[Goal of the exercise]: Can you reproduce the listing below line for line, with every character unchanged?

______

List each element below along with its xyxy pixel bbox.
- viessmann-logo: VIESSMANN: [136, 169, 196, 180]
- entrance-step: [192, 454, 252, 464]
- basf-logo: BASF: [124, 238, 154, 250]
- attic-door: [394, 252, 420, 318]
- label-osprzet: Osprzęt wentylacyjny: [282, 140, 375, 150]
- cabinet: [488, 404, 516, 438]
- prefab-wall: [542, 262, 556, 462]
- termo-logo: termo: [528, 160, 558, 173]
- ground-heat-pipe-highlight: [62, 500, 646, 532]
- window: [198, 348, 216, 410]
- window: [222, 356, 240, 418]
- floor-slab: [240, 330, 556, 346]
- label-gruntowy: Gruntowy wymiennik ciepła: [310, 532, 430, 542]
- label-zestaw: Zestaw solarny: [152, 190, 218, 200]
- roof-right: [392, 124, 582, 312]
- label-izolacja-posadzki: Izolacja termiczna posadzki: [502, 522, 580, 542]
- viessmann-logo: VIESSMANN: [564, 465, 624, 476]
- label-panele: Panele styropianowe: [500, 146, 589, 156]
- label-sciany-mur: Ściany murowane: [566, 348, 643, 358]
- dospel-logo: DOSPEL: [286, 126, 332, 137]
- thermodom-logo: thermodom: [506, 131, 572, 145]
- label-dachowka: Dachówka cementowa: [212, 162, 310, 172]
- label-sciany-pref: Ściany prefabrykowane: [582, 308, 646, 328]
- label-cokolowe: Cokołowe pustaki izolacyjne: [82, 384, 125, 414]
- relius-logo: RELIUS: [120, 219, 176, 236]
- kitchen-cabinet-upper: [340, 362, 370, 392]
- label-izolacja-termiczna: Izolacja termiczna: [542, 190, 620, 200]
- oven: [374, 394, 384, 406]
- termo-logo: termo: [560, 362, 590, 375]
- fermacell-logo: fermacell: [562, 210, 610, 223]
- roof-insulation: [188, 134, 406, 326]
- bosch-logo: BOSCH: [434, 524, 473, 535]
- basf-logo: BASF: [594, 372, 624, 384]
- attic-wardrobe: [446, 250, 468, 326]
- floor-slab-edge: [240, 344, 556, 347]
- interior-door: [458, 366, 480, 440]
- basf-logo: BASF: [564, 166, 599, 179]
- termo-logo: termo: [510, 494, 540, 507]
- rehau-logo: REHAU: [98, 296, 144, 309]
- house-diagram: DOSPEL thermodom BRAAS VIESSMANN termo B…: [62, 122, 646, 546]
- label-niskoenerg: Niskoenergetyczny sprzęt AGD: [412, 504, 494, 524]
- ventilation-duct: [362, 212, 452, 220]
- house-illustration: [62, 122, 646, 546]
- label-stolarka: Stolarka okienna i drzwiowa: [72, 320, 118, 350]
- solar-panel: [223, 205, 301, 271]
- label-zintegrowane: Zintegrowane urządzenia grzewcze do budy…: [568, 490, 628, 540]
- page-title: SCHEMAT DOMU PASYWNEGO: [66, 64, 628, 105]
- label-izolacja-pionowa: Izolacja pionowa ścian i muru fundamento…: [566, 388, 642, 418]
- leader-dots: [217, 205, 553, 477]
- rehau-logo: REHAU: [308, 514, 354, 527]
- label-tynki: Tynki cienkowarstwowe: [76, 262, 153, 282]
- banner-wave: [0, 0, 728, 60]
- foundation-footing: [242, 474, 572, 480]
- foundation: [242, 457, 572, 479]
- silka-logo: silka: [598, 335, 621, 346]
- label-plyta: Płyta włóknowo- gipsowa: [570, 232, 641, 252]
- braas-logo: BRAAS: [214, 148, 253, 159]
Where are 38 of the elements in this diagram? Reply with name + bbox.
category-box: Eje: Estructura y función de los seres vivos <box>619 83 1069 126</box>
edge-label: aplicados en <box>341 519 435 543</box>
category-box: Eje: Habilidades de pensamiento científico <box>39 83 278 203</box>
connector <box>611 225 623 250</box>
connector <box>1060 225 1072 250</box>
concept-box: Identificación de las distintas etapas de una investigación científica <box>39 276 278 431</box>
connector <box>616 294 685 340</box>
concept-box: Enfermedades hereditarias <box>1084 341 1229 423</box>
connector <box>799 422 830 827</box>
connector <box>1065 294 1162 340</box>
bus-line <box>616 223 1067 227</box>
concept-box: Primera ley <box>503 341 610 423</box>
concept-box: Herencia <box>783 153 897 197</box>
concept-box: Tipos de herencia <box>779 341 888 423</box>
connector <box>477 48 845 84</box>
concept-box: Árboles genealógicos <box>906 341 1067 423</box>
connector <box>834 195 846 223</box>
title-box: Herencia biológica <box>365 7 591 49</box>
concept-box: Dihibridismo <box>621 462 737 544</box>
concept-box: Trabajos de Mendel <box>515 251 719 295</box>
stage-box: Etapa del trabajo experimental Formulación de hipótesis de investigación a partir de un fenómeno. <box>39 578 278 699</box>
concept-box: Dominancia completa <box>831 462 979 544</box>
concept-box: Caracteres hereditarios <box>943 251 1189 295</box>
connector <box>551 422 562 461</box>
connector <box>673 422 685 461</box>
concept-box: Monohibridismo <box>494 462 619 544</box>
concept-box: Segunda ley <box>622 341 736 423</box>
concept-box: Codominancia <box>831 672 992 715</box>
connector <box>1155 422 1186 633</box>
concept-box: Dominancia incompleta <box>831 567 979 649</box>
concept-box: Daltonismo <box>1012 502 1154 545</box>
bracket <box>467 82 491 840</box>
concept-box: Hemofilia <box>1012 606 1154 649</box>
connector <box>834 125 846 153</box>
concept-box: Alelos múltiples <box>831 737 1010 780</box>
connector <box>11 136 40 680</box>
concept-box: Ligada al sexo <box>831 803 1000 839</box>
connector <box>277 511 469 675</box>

______

[Result]:
List each element below along with its xyxy pixel bbox.
- viessmann-logo: VIESSMANN: [136, 169, 196, 180]
- entrance-step: [192, 454, 252, 464]
- basf-logo: BASF: [124, 238, 154, 250]
- attic-door: [394, 252, 420, 318]
- label-osprzet: Osprzęt wentylacyjny: [282, 140, 375, 150]
- cabinet: [488, 404, 516, 438]
- prefab-wall: [542, 262, 556, 462]
- termo-logo: termo: [528, 160, 558, 173]
- ground-heat-pipe-highlight: [62, 500, 646, 532]
- window: [198, 348, 216, 410]
- window: [222, 356, 240, 418]
- floor-slab: [240, 330, 556, 346]
- label-gruntowy: Gruntowy wymiennik ciepła: [310, 532, 430, 542]
- label-zestaw: Zestaw solarny: [152, 190, 218, 200]
- roof-right: [392, 124, 582, 312]
- label-izolacja-posadzki: Izolacja termiczna posadzki: [502, 522, 580, 542]
- viessmann-logo: VIESSMANN: [564, 465, 624, 476]
- label-panele: Panele styropianowe: [500, 146, 589, 156]
- label-sciany-mur: Ściany murowane: [566, 348, 643, 358]
- dospel-logo: DOSPEL: [286, 126, 332, 137]
- thermodom-logo: thermodom: [506, 131, 572, 145]
- label-dachowka: Dachówka cementowa: [212, 162, 310, 172]
- label-sciany-pref: Ściany prefabrykowane: [582, 308, 646, 328]
- label-cokolowe: Cokołowe pustaki izolacyjne: [82, 384, 125, 414]
- relius-logo: RELIUS: [120, 219, 176, 236]
- kitchen-cabinet-upper: [340, 362, 370, 392]
- label-izolacja-termiczna: Izolacja termiczna: [542, 190, 620, 200]
- oven: [374, 394, 384, 406]
- termo-logo: termo: [560, 362, 590, 375]
- fermacell-logo: fermacell: [562, 210, 610, 223]
- roof-insulation: [188, 134, 406, 326]
- bosch-logo: BOSCH: [434, 524, 473, 535]
- basf-logo: BASF: [594, 372, 624, 384]
- attic-wardrobe: [446, 250, 468, 326]
- floor-slab-edge: [240, 344, 556, 347]
- interior-door: [458, 366, 480, 440]
- basf-logo: BASF: [564, 166, 599, 179]
- termo-logo: termo: [510, 494, 540, 507]
- rehau-logo: REHAU: [98, 296, 144, 309]
- house-diagram: DOSPEL thermodom BRAAS VIESSMANN termo B…: [62, 122, 646, 546]
- label-niskoenerg: Niskoenergetyczny sprzęt AGD: [412, 504, 494, 524]
- ventilation-duct: [362, 212, 452, 220]
- house-illustration: [62, 122, 646, 546]
- label-stolarka: Stolarka okienna i drzwiowa: [72, 320, 118, 350]
- solar-panel: [223, 205, 301, 271]
- label-zintegrowane: Zintegrowane urządzenia grzewcze do budy…: [568, 490, 628, 540]
- page-title: SCHEMAT DOMU PASYWNEGO: [66, 64, 628, 105]
- label-izolacja-pionowa: Izolacja pionowa ścian i muru fundamento…: [566, 388, 642, 418]
- leader-dots: [217, 205, 553, 477]
- rehau-logo: REHAU: [308, 514, 354, 527]
- label-tynki: Tynki cienkowarstwowe: [76, 262, 153, 282]
- banner-wave: [0, 0, 728, 60]
- foundation-footing: [242, 474, 572, 480]
- foundation: [242, 457, 572, 479]
- silka-logo: silka: [598, 335, 621, 346]
- label-plyta: Płyta włóknowo- gipsowa: [570, 232, 641, 252]
- braas-logo: BRAAS: [214, 148, 253, 159]
Where are 38 of the elements in this diagram? Reply with name + bbox.
category-box: Eje: Estructura y función de los seres vivos <box>619 83 1069 126</box>
edge-label: aplicados en <box>341 519 435 543</box>
category-box: Eje: Habilidades de pensamiento científico <box>39 83 278 203</box>
connector <box>611 225 623 250</box>
connector <box>1060 225 1072 250</box>
concept-box: Identificación de las distintas etapas de una investigación científica <box>39 276 278 431</box>
connector <box>616 294 685 340</box>
concept-box: Enfermedades hereditarias <box>1084 341 1229 423</box>
connector <box>799 422 830 827</box>
connector <box>1065 294 1162 340</box>
bus-line <box>616 223 1067 227</box>
concept-box: Primera ley <box>503 341 610 423</box>
concept-box: Herencia <box>783 153 897 197</box>
concept-box: Tipos de herencia <box>779 341 888 423</box>
connector <box>477 48 845 84</box>
concept-box: Árboles genealógicos <box>906 341 1067 423</box>
connector <box>834 195 846 223</box>
title-box: Herencia biológica <box>365 7 591 49</box>
concept-box: Dihibridismo <box>621 462 737 544</box>
concept-box: Trabajos de Mendel <box>515 251 719 295</box>
stage-box: Etapa del trabajo experimental Formulación de hipótesis de investigación a partir de un fenómeno. <box>39 578 278 699</box>
concept-box: Dominancia completa <box>831 462 979 544</box>
concept-box: Caracteres hereditarios <box>943 251 1189 295</box>
connector <box>551 422 562 461</box>
connector <box>673 422 685 461</box>
concept-box: Monohibridismo <box>494 462 619 544</box>
concept-box: Segunda ley <box>622 341 736 423</box>
concept-box: Codominancia <box>831 672 992 715</box>
connector <box>1155 422 1186 633</box>
concept-box: Dominancia incompleta <box>831 567 979 649</box>
concept-box: Daltonismo <box>1012 502 1154 545</box>
bracket <box>467 82 491 840</box>
concept-box: Hemofilia <box>1012 606 1154 649</box>
connector <box>834 125 846 153</box>
concept-box: Alelos múltiples <box>831 737 1010 780</box>
connector <box>11 136 40 680</box>
concept-box: Ligada al sexo <box>831 803 1000 839</box>
connector <box>277 511 469 675</box>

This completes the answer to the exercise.